## What to work on
Look through the entries below and report how many lines hold the string "espada". Only the number is wanted.

(Stored data)
════

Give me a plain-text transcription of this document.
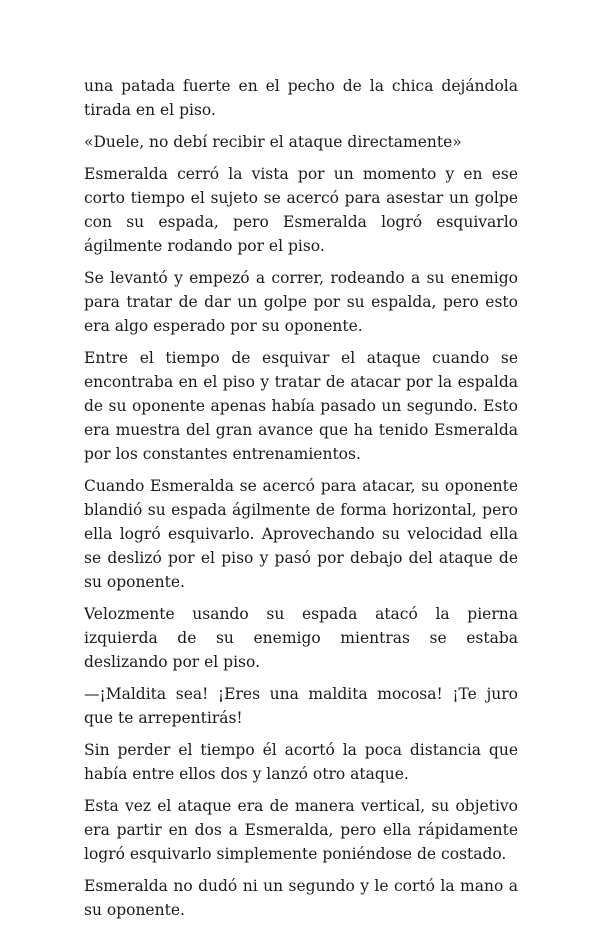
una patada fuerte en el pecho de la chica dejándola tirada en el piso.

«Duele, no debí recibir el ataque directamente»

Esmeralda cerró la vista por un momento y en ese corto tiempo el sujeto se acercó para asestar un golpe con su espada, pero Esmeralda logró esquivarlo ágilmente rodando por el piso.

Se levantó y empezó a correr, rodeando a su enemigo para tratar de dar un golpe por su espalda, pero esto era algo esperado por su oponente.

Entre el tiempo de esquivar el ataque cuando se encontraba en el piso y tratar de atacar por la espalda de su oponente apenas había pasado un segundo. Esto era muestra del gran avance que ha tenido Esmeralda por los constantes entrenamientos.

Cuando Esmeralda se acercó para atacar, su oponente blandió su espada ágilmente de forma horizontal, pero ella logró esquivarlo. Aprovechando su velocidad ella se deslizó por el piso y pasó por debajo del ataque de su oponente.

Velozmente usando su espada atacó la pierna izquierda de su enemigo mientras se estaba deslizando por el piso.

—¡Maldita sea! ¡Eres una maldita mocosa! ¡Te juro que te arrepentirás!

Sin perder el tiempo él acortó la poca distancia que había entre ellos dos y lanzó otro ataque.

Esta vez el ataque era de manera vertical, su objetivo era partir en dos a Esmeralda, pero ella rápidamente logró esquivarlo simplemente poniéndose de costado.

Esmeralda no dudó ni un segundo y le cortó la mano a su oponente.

════

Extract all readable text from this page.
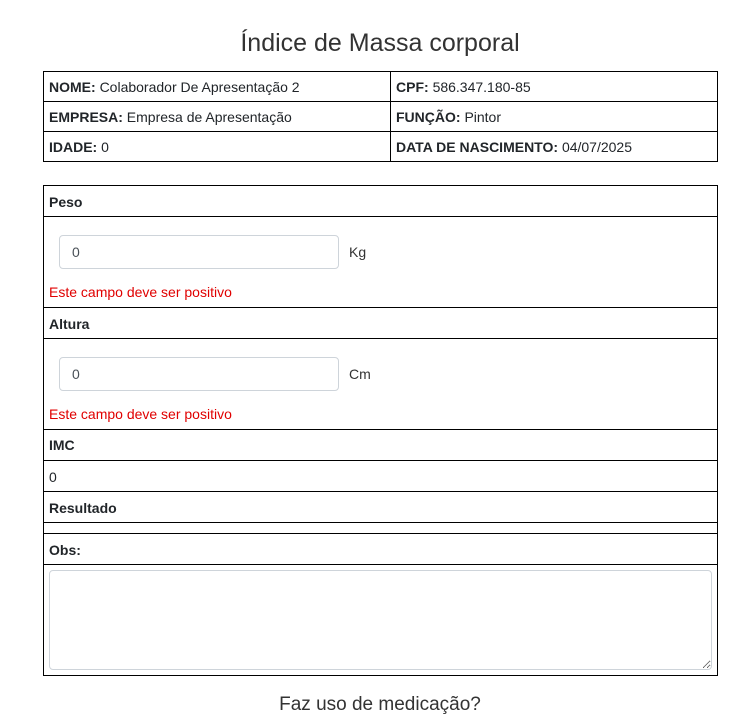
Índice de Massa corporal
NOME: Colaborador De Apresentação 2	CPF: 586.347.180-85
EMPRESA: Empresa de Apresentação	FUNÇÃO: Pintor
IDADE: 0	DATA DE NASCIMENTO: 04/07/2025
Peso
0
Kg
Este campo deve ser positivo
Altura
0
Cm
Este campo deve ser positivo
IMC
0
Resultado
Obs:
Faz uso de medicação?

════

## Exercise result
3